Work to do>
• a. Reproduce word for word the stretch of the sailing post from "Single handed cruising" through "you don't have.".
• b. Return every line of the entries that contains the string "format". Case counts.

Extract provided>
========================
Well done! Good for you!

I could write a book, but better people than I have already done so.

Single handed cruising and sailing’ by Frank Millville is one.

FB Cooke’s books were republished in an omnibus édition by Dick Wynne’s Lodestar Books in 2011

Then there is ‘Sailing just for fun’ by Charles Stock.

There are many well known books which touch on single handing - one of the best as well as one of the first is RT McMullen’s ‘Down Channel’.

Single handing can be safer because you don’t get distracted.

Be sure that you can pick up your own mooring, that you can anchor and recover your anchor, and always have a plan in your head for how to get out of a tight spot before venturing into one.
 
Always have a plan B. Further backups are worthwhile but, hopefully, never needed. It's better to have a plan you don't need than the need for a plan you don't have.
 
Keep doing new stuff until you've run out of new stuff to do then do the stuff you've already done only better.
Always ask yourself "What if.........?"

Enjoy.

I've done about 2000nm solo this year. Along with about 1000nm crewed. I prefer the former but that's just me.
========================
[A run of records]

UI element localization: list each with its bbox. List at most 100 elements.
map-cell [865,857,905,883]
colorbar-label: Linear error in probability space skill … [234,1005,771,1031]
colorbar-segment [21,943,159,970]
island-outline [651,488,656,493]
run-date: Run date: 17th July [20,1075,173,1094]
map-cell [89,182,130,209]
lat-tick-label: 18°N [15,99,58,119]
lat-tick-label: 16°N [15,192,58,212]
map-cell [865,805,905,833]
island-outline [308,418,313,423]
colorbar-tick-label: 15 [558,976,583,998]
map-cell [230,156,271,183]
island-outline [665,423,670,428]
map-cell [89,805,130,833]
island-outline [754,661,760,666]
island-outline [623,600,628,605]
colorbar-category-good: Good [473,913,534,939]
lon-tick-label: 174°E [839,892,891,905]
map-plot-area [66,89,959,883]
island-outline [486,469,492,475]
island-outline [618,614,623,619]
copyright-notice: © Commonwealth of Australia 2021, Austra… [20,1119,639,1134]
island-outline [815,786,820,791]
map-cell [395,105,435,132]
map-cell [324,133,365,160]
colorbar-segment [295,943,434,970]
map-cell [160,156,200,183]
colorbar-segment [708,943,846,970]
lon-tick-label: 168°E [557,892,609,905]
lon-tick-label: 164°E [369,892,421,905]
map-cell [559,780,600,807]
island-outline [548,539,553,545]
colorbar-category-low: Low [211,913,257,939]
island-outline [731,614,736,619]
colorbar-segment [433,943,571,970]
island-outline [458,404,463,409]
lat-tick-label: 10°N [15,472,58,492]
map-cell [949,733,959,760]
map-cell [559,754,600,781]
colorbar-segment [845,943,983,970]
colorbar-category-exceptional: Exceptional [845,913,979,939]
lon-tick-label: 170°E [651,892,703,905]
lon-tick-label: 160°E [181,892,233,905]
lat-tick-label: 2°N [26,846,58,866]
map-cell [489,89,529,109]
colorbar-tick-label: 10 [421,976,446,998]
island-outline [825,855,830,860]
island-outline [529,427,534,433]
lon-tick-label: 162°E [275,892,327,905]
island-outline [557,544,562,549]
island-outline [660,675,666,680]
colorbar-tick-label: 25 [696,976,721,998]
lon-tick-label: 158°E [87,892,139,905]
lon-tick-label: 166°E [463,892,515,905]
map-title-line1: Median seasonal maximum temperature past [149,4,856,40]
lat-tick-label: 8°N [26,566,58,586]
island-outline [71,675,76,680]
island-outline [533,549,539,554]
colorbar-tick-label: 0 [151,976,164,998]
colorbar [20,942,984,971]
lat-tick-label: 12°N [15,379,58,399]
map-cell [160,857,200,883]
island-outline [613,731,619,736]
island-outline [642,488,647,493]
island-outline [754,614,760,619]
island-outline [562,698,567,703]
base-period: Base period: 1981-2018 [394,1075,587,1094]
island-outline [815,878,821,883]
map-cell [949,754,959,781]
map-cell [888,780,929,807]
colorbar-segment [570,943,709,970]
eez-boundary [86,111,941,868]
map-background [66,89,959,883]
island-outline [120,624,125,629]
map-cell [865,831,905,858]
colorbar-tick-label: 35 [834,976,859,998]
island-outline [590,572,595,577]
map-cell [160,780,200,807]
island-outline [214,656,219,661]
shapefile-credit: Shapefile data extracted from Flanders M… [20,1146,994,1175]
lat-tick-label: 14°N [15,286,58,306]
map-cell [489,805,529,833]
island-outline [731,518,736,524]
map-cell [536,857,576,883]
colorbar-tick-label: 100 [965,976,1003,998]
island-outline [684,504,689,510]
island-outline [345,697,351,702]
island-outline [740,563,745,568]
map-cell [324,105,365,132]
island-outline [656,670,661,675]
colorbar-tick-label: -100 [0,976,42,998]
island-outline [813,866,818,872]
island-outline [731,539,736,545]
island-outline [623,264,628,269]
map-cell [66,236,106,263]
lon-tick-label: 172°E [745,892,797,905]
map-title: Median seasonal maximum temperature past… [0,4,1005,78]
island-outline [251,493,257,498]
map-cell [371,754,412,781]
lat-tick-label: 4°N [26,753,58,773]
========================
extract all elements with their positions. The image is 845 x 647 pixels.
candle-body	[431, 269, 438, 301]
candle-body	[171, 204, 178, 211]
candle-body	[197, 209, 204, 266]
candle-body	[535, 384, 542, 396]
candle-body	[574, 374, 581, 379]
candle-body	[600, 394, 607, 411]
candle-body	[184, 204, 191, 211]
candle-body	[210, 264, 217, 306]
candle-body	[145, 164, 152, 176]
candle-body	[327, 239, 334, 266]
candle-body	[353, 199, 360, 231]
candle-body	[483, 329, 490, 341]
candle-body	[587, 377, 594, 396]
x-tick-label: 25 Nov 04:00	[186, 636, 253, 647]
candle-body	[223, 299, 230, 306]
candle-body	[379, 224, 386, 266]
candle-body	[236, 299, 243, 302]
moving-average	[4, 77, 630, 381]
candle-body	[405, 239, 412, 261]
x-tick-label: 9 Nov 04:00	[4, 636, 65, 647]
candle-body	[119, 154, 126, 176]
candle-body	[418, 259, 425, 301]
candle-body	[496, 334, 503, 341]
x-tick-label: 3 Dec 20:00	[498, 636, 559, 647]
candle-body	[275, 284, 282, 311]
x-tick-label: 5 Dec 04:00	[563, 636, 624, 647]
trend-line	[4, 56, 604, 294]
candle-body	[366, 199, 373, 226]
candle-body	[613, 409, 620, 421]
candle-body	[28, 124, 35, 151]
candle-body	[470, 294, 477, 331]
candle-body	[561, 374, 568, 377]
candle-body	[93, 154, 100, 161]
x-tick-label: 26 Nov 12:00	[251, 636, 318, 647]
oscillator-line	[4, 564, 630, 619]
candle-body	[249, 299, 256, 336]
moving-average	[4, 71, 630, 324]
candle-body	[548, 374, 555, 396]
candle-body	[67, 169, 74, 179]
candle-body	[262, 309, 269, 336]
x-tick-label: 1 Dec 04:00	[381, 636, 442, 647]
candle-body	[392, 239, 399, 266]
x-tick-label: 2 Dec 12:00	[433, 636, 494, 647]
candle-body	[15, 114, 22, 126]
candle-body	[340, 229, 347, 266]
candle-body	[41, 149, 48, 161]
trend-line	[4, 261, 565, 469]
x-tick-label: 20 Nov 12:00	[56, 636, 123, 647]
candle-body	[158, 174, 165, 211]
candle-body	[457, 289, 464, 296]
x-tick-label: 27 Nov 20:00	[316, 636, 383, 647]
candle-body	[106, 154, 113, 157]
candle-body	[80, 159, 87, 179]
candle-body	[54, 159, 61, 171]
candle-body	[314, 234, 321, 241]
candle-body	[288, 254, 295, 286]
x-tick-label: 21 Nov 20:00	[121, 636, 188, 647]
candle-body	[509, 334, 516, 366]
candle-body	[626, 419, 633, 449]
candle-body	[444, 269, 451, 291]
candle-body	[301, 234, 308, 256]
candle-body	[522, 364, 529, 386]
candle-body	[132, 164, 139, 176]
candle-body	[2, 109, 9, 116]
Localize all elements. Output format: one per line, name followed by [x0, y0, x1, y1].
========================
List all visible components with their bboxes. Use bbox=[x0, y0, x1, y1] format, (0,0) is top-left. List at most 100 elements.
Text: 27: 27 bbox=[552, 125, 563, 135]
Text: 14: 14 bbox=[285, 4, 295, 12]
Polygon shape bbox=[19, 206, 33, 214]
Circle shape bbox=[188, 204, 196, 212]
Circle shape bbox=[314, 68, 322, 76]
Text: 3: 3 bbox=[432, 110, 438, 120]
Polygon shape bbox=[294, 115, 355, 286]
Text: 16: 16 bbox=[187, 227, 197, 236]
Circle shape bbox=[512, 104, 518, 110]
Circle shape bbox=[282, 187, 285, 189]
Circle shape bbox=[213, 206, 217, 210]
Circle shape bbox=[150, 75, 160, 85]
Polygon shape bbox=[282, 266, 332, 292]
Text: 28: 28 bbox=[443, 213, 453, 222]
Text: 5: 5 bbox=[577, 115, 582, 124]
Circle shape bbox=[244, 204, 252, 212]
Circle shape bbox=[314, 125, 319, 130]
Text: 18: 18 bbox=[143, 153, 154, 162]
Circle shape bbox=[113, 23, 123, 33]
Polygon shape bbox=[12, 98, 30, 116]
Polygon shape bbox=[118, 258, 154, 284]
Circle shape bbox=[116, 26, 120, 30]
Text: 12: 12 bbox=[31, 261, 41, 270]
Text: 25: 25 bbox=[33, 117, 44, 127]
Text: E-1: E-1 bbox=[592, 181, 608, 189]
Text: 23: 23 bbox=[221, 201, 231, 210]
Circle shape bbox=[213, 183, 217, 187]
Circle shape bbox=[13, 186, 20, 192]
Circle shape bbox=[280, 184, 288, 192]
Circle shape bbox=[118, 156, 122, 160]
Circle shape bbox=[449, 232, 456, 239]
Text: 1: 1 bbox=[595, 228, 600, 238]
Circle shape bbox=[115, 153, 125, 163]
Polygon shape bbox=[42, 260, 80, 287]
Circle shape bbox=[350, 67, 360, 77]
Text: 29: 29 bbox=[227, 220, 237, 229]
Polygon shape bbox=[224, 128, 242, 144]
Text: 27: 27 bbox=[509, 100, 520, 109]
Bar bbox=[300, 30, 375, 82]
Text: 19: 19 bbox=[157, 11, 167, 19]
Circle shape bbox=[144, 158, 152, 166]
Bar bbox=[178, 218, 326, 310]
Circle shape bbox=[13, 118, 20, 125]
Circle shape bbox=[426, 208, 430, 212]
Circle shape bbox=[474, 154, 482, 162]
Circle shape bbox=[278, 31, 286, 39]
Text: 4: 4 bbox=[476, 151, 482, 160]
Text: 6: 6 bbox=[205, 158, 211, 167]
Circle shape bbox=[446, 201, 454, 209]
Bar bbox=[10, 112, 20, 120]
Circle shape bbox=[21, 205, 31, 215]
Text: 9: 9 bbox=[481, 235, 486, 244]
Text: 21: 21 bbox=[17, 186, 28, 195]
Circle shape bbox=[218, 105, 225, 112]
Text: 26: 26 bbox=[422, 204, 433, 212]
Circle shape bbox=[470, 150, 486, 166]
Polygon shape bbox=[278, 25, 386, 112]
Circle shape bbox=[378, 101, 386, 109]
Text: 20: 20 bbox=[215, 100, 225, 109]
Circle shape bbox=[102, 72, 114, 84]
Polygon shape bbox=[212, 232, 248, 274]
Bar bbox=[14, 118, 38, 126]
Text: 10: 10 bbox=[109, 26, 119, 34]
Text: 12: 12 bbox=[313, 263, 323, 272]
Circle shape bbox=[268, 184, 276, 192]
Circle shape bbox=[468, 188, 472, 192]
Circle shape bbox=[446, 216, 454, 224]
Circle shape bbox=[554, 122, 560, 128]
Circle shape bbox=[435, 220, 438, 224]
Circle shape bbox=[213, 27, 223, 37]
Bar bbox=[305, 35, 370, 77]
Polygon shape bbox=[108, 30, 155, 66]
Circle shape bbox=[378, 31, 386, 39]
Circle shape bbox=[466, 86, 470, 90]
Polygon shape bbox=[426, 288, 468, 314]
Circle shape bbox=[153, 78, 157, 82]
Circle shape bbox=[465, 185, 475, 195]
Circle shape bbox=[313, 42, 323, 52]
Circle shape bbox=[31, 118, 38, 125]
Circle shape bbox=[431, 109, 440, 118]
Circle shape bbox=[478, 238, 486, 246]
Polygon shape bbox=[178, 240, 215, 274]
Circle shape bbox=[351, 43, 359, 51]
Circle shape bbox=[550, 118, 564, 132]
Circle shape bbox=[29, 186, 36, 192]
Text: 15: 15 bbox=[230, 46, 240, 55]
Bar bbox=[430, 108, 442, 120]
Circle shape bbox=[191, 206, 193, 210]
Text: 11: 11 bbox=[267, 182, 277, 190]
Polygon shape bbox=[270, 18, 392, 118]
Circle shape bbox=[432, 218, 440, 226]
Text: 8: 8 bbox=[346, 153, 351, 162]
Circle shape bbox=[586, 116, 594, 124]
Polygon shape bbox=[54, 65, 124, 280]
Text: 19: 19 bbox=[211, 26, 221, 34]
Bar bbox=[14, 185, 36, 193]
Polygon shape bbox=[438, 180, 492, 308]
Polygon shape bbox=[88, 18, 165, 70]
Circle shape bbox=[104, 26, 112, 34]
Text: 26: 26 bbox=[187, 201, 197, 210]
========================
Outputs by task>
• a.
Single handed cruising and sailing’ by Frank Millville is one.

FB Cooke’s books were republished in an omnibus édition by Dick Wynne’s Lodestar Books in 2011

Then there is ‘Sailing just for fun’ by Charles Stock.

There are many well known books which touch on single handing - one of the best as well as one of the first is RT McMullen’s ‘Down Channel’.

Single handing can be safer because you don’t get distracted.

Be sure that you can pick up your own mooring, that you can anchor and recover your anchor, and always have a plan in your head for how to get out of a tight spot before venturing into one.
 
Always have a plan B. Further backups are worthwhile but, hopefully, never needed. It's better to have a plan you don't need than the need for a plan you don't have.

• b.
Localize all elements. Output format: one per line, name followed by [x0, y0, x1, y1].
List all visible components with their bboxes. Use bbox=[x0, y0, x1, y1] format, (0,0) is top-left. List at most 100 elements.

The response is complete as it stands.